>> begin

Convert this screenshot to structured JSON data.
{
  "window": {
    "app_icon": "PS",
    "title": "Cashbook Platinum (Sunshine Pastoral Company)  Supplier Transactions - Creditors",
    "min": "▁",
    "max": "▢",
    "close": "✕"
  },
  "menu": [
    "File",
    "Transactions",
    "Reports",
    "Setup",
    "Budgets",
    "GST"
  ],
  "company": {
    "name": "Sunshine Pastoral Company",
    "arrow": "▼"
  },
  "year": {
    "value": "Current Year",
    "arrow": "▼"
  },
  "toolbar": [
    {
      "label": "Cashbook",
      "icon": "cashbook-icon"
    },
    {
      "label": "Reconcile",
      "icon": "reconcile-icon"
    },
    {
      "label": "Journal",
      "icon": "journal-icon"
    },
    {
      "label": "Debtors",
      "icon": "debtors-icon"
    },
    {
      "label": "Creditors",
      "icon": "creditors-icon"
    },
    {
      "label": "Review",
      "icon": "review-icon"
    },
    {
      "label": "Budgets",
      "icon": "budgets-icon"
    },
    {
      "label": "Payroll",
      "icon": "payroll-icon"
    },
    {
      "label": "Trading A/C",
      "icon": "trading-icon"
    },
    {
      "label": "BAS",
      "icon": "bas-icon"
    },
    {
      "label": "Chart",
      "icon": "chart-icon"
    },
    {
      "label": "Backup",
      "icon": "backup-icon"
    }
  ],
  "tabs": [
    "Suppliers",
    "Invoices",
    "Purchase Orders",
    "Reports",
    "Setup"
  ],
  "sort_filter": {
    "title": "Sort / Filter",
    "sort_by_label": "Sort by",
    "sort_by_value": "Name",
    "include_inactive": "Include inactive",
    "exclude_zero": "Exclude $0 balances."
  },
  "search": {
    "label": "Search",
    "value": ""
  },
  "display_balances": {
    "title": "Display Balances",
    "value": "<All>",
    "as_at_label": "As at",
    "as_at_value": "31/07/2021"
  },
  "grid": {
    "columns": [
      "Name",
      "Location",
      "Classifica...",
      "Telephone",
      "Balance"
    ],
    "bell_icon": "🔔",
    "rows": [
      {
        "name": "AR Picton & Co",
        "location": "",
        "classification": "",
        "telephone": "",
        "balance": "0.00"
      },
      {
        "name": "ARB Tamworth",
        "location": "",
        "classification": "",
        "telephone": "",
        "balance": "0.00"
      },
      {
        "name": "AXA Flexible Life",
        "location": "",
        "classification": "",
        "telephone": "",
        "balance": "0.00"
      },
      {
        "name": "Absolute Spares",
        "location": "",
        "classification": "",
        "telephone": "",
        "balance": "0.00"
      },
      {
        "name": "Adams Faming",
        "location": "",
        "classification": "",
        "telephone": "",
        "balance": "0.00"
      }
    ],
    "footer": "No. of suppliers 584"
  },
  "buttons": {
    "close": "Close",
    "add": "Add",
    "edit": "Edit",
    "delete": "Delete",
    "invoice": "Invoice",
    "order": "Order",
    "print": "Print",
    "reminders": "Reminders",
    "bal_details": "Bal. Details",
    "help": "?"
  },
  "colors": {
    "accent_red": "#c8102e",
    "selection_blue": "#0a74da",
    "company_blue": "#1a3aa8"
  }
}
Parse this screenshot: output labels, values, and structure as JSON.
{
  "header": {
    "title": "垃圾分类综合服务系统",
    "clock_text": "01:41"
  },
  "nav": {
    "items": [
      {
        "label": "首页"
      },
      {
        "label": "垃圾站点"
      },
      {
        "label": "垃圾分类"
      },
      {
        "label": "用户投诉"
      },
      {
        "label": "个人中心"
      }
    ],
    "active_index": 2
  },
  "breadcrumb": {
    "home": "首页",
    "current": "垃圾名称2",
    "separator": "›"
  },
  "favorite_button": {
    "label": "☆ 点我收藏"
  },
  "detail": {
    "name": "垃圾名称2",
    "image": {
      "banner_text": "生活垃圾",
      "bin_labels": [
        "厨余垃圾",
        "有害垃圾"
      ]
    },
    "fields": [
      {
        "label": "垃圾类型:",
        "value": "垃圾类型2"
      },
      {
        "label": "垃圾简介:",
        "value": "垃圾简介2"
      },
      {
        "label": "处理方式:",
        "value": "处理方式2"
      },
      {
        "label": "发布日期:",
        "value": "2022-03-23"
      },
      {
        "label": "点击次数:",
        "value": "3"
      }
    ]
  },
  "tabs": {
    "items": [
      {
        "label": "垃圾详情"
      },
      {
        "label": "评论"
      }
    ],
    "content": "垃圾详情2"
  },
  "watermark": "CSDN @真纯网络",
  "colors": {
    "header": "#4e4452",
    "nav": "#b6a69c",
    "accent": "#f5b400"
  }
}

>> end

All of the records must be retyped exactly as they are.

Convert this screenshot to structured JSON data.
{
  "window": {
    "app_icon": "PS",
    "title": "Cashbook Platinum (Sunshine Pastoral Company)  Supplier Transactions - Creditors",
    "min": "▁",
    "max": "▢",
    "close": "✕"
  },
  "menu": [
    "File",
    "Transactions",
    "Reports",
    "Setup",
    "Budgets",
    "GST"
  ],
  "company": {
    "name": "Sunshine Pastoral Company",
    "arrow": "▼"
  },
  "year": {
    "value": "Current Year",
    "arrow": "▼"
  },
  "toolbar": [
    {
      "label": "Cashbook",
      "icon": "cashbook-icon"
    },
    {
      "label": "Reconcile",
      "icon": "reconcile-icon"
    },
    {
      "label": "Journal",
      "icon": "journal-icon"
    },
    {
      "label": "Debtors",
      "icon": "debtors-icon"
    },
    {
      "label": "Creditors",
      "icon": "creditors-icon"
    },
    {
      "label": "Review",
      "icon": "review-icon"
    },
    {
      "label": "Budgets",
      "icon": "budgets-icon"
    },
    {
      "label": "Payroll",
      "icon": "payroll-icon"
    },
    {
      "label": "Trading A/C",
      "icon": "trading-icon"
    },
    {
      "label": "BAS",
      "icon": "bas-icon"
    },
    {
      "label": "Chart",
      "icon": "chart-icon"
    },
    {
      "label": "Backup",
      "icon": "backup-icon"
    }
  ],
  "tabs": [
    "Suppliers",
    "Invoices",
    "Purchase Orders",
    "Reports",
    "Setup"
  ],
  "sort_filter": {
    "title": "Sort / Filter",
    "sort_by_label": "Sort by",
    "sort_by_value": "Name",
    "include_inactive": "Include inactive",
    "exclude_zero": "Exclude $0 balances."
  },
  "search": {
    "label": "Search",
    "value": ""
  },
  "display_balances": {
    "title": "Display Balances",
    "value": "<All>",
    "as_at_label": "As at",
    "as_at_value": "31/07/2021"
  },
  "grid": {
    "columns": [
      "Name",
      "Location",
      "Classifica...",
      "Telephone",
      "Balance"
    ],
    "bell_icon": "🔔",
    "rows": [
      {
        "name": "AR Picton & Co",
        "location": "",
        "classification": "",
        "telephone": "",
        "balance": "0.00"
      },
      {
        "name": "ARB Tamworth",
        "location": "",
        "classification": "",
        "telephone": "",
        "balance": "0.00"
      },
      {
        "name": "AXA Flexible Life",
        "location": "",
        "classification": "",
        "telephone": "",
        "balance": "0.00"
      },
      {
        "name": "Absolute Spares",
        "location": "",
        "classification": "",
        "telephone": "",
        "balance": "0.00"
      },
      {
        "name": "Adams Faming",
        "location": "",
        "classification": "",
        "telephone": "",
        "balance": "0.00"
      }
    ],
    "footer": "No. of suppliers 584"
  },
  "buttons": {
    "close": "Close",
    "add": "Add",
    "edit": "Edit",
    "delete": "Delete",
    "invoice": "Invoice",
    "order": "Order",
    "print": "Print",
    "reminders": "Reminders",
    "bal_details": "Bal. Details",
    "help": "?"
  },
  "colors": {
    "accent_red": "#c8102e",
    "selection_blue": "#0a74da",
    "company_blue": "#1a3aa8"
  }
}
Parse this screenshot: output labels, values, and structure as JSON.
{
  "header": {
    "title": "垃圾分类综合服务系统",
    "clock_text": "01:41"
  },
  "nav": {
    "items": [
      {
        "label": "首页"
      },
      {
        "label": "垃圾站点"
      },
      {
        "label": "垃圾分类"
      },
      {
        "label": "用户投诉"
      },
      {
        "label": "个人中心"
      }
    ],
    "active_index": 2
  },
  "breadcrumb": {
    "home": "首页",
    "current": "垃圾名称2",
    "separator": "›"
  },
  "favorite_button": {
    "label": "☆ 点我收藏"
  },
  "detail": {
    "name": "垃圾名称2",
    "image": {
      "banner_text": "生活垃圾",
      "bin_labels": [
        "厨余垃圾",
        "有害垃圾"
      ]
    },
    "fields": [
      {
        "label": "垃圾类型:",
        "value": "垃圾类型2"
      },
      {
        "label": "垃圾简介:",
        "value": "垃圾简介2"
      },
      {
        "label": "处理方式:",
        "value": "处理方式2"
      },
      {
        "label": "发布日期:",
        "value": "2022-03-23"
      },
      {
        "label": "点击次数:",
        "value": "3"
      }
    ]
  },
  "tabs": {
    "items": [
      {
        "label": "垃圾详情"
      },
      {
        "label": "评论"
      }
    ],
    "content": "垃圾详情2"
  },
  "watermark": "CSDN @真纯网络",
  "colors": {
    "header": "#4e4452",
    "nav": "#b6a69c",
    "accent": "#f5b400"
  }
}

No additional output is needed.